▶ **EXERCISE DIRECTIONS**
Show every line containing "filled" by copying it.

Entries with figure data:
>>
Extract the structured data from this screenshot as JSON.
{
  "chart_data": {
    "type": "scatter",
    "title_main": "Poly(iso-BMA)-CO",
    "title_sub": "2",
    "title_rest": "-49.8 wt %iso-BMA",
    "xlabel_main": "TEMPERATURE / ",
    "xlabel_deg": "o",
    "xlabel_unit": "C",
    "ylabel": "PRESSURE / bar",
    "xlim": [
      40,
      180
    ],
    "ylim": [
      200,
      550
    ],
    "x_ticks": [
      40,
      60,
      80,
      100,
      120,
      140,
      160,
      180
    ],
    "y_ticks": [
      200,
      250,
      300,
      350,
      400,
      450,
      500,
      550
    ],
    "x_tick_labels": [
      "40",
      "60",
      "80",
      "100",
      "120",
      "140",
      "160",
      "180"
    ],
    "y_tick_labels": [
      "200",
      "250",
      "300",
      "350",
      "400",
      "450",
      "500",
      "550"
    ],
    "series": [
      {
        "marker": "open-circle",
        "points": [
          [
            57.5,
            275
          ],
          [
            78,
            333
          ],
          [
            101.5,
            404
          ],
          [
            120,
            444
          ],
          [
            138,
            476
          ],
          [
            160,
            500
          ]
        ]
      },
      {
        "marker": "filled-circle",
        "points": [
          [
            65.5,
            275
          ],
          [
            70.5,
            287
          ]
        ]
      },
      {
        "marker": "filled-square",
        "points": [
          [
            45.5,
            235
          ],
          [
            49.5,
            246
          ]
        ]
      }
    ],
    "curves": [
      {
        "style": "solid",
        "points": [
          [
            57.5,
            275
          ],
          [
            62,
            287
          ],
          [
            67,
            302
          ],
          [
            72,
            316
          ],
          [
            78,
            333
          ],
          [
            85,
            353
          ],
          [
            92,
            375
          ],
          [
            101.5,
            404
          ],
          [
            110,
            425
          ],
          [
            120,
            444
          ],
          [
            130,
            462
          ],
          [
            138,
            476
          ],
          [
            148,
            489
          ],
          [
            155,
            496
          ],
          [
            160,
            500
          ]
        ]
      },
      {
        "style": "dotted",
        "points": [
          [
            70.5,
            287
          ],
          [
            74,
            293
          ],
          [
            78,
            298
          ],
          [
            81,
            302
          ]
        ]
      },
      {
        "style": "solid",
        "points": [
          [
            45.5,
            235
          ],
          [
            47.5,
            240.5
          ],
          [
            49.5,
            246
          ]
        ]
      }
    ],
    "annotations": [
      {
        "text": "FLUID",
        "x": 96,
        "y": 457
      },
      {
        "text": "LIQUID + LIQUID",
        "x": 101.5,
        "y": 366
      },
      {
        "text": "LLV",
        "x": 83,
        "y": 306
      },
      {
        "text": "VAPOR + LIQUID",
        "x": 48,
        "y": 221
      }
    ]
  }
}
<<
▶ **EXPECTED OUTPUT**
        "marker": "filled-circle",
        "marker": "filled-square",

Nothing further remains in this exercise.